§ Your instructions:
Go through the entries below and pick out every line with "type".

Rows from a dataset
------------------------------------------------------------------------

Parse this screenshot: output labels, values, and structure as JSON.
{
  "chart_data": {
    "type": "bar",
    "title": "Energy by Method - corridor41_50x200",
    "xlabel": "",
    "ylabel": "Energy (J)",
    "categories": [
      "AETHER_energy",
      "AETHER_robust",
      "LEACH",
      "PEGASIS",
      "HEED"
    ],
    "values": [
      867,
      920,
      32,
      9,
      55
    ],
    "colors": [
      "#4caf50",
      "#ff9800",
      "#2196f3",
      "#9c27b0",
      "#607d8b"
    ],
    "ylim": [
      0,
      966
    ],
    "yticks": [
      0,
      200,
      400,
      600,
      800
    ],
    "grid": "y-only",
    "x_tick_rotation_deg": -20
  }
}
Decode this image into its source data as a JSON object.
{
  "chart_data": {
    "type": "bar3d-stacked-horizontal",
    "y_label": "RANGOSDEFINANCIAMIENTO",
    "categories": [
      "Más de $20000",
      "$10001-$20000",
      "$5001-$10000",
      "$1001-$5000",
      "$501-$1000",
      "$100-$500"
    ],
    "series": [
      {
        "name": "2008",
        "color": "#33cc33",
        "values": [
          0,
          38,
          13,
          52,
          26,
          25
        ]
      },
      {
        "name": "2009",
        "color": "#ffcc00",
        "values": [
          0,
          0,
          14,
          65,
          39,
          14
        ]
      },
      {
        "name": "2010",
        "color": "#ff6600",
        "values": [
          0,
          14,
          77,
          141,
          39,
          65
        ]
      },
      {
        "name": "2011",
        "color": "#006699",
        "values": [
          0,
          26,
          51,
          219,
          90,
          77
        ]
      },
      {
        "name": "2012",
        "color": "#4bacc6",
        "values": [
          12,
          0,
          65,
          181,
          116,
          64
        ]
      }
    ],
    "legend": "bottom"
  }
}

------------------------------------------------------------------------

§ Task output:
    "type": "bar",
    "type": "bar3d-stacked-horizontal",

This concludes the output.